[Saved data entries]
>>>>

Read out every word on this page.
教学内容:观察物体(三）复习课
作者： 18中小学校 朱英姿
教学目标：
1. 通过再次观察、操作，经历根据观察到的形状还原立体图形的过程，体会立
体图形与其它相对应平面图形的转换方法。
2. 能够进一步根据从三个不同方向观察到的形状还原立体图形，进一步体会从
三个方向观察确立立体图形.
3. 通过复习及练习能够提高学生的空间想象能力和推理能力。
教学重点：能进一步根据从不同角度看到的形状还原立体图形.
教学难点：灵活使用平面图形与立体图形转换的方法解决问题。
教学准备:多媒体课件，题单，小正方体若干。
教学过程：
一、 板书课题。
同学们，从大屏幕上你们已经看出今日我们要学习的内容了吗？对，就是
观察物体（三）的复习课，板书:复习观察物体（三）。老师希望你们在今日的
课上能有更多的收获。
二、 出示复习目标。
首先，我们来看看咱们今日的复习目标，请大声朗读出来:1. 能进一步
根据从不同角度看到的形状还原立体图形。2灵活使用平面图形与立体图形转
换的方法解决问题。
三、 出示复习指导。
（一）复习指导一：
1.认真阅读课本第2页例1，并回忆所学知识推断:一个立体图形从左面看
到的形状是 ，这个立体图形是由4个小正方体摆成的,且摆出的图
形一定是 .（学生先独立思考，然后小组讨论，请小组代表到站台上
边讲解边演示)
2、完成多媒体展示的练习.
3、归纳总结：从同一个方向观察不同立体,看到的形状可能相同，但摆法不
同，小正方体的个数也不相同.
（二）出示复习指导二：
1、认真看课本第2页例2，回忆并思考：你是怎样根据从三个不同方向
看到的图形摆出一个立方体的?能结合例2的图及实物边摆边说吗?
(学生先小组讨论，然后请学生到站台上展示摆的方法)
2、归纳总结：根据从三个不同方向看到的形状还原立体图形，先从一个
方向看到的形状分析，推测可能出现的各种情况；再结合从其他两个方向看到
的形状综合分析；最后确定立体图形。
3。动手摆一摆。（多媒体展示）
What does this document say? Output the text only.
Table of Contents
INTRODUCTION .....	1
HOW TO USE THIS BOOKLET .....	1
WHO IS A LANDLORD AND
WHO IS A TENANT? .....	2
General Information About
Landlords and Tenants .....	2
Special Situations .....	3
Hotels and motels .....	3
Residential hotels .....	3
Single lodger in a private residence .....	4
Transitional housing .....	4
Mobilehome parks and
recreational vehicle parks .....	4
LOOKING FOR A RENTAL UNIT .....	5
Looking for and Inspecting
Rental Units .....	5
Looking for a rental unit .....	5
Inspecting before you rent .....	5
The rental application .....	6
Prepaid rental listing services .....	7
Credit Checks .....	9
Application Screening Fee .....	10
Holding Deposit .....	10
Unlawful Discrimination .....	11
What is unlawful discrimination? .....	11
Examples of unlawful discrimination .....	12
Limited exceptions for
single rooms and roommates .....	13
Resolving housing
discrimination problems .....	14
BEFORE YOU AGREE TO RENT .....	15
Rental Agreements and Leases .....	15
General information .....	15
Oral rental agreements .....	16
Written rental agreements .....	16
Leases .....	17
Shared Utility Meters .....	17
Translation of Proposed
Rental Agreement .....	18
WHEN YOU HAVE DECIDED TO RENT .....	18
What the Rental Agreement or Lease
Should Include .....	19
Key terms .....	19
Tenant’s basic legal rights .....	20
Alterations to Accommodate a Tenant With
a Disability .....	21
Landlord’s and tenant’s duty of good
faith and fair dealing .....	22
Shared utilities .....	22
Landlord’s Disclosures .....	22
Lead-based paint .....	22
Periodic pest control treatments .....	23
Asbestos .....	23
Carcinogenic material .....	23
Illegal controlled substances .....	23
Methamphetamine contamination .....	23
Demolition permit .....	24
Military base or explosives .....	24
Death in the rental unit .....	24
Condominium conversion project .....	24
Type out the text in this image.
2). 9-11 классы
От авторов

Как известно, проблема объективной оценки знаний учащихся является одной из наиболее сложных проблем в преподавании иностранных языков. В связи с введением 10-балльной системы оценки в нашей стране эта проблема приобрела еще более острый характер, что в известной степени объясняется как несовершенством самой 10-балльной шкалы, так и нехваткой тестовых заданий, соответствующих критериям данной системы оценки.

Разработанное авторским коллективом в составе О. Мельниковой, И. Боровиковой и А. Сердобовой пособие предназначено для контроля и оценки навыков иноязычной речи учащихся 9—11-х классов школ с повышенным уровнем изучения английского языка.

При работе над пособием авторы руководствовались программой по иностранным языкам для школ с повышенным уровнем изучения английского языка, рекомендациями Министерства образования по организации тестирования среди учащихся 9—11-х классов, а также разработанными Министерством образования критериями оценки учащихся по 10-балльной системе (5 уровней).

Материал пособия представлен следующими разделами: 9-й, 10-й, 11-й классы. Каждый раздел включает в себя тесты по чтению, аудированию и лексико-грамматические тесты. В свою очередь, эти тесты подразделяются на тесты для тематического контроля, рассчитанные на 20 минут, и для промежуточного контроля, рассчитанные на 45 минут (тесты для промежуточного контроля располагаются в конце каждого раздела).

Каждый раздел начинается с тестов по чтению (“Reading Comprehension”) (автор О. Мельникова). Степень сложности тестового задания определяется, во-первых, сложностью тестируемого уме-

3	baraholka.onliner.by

<<<<

SHORT PROBLEM =
Copy all the records above precisely.

OUTPUT =
Read out every word on this page.
教学内容:观察物体(三）复习课
作者： 18中小学校 朱英姿
教学目标：
1. 通过再次观察、操作，经历根据观察到的形状还原立体图形的过程，体会立
体图形与其它相对应平面图形的转换方法。
2. 能够进一步根据从三个不同方向观察到的形状还原立体图形，进一步体会从
三个方向观察确立立体图形.
3. 通过复习及练习能够提高学生的空间想象能力和推理能力。
教学重点：能进一步根据从不同角度看到的形状还原立体图形.
教学难点：灵活使用平面图形与立体图形转换的方法解决问题。
教学准备:多媒体课件，题单，小正方体若干。
教学过程：
一、 板书课题。
同学们，从大屏幕上你们已经看出今日我们要学习的内容了吗？对，就是
观察物体（三）的复习课，板书:复习观察物体（三）。老师希望你们在今日的
课上能有更多的收获。
二、 出示复习目标。
首先，我们来看看咱们今日的复习目标，请大声朗读出来:1. 能进一步
根据从不同角度看到的形状还原立体图形。2灵活使用平面图形与立体图形转
换的方法解决问题。
三、 出示复习指导。
（一）复习指导一：
1.认真阅读课本第2页例1，并回忆所学知识推断:一个立体图形从左面看
到的形状是 ，这个立体图形是由4个小正方体摆成的,且摆出的图
形一定是 .（学生先独立思考，然后小组讨论，请小组代表到站台上
边讲解边演示)
2、完成多媒体展示的练习.
3、归纳总结：从同一个方向观察不同立体,看到的形状可能相同，但摆法不
同，小正方体的个数也不相同.
（二）出示复习指导二：
1、认真看课本第2页例2，回忆并思考：你是怎样根据从三个不同方向
看到的图形摆出一个立方体的?能结合例2的图及实物边摆边说吗?
(学生先小组讨论，然后请学生到站台上展示摆的方法)
2、归纳总结：根据从三个不同方向看到的形状还原立体图形，先从一个
方向看到的形状分析，推测可能出现的各种情况；再结合从其他两个方向看到
的形状综合分析；最后确定立体图形。
3。动手摆一摆。（多媒体展示）
What does this document say? Output the text only.
Table of Contents
INTRODUCTION .....	1
HOW TO USE THIS BOOKLET .....	1
WHO IS A LANDLORD AND
WHO IS A TENANT? .....	2
General Information About
Landlords and Tenants .....	2
Special Situations .....	3
Hotels and motels .....	3
Residential hotels .....	3
Single lodger in a private residence .....	4
Transitional housing .....	4
Mobilehome parks and
recreational vehicle parks .....	4
LOOKING FOR A RENTAL UNIT .....	5
Looking for and Inspecting
Rental Units .....	5
Looking for a rental unit .....	5
Inspecting before you rent .....	5
The rental application .....	6
Prepaid rental listing services .....	7
Credit Checks .....	9
Application Screening Fee .....	10
Holding Deposit .....	10
Unlawful Discrimination .....	11
What is unlawful discrimination? .....	11
Examples of unlawful discrimination .....	12
Limited exceptions for
single rooms and roommates .....	13
Resolving housing
discrimination problems .....	14
BEFORE YOU AGREE TO RENT .....	15
Rental Agreements and Leases .....	15
General information .....	15
Oral rental agreements .....	16
Written rental agreements .....	16
Leases .....	17
Shared Utility Meters .....	17
Translation of Proposed
Rental Agreement .....	18
WHEN YOU HAVE DECIDED TO RENT .....	18
What the Rental Agreement or Lease
Should Include .....	19
Key terms .....	19
Tenant’s basic legal rights .....	20
Alterations to Accommodate a Tenant With
a Disability .....	21
Landlord’s and tenant’s duty of good
faith and fair dealing .....	22
Shared utilities .....	22
Landlord’s Disclosures .....	22
Lead-based paint .....	22
Periodic pest control treatments .....	23
Asbestos .....	23
Carcinogenic material .....	23
Illegal controlled substances .....	23
Methamphetamine contamination .....	23
Demolition permit .....	24
Military base or explosives .....	24
Death in the rental unit .....	24
Condominium conversion project .....	24
Type out the text in this image.
2). 9-11 классы
От авторов

Как известно, проблема объективной оценки знаний учащихся является одной из наиболее сложных проблем в преподавании иностранных языков. В связи с введением 10-балльной системы оценки в нашей стране эта проблема приобрела еще более острый характер, что в известной степени объясняется как несовершенством самой 10-балльной шкалы, так и нехваткой тестовых заданий, соответствующих критериям данной системы оценки.

Разработанное авторским коллективом в составе О. Мельниковой, И. Боровиковой и А. Сердобовой пособие предназначено для контроля и оценки навыков иноязычной речи учащихся 9—11-х классов школ с повышенным уровнем изучения английского языка.

При работе над пособием авторы руководствовались программой по иностранным языкам для школ с повышенным уровнем изучения английского языка, рекомендациями Министерства образования по организации тестирования среди учащихся 9—11-х классов, а также разработанными Министерством образования критериями оценки учащихся по 10-балльной системе (5 уровней).

Материал пособия представлен следующими разделами: 9-й, 10-й, 11-й классы. Каждый раздел включает в себя тесты по чтению, аудированию и лексико-грамматические тесты. В свою очередь, эти тесты подразделяются на тесты для тематического контроля, рассчитанные на 20 минут, и для промежуточного контроля, рассчитанные на 45 минут (тесты для промежуточного контроля располагаются в конце каждого раздела).

Каждый раздел начинается с тестов по чтению (“Reading Comprehension”) (автор О. Мельникова). Степень сложности тестового задания определяется, во-первых, сложностью тестируемого уме-

3	baraholka.onliner.by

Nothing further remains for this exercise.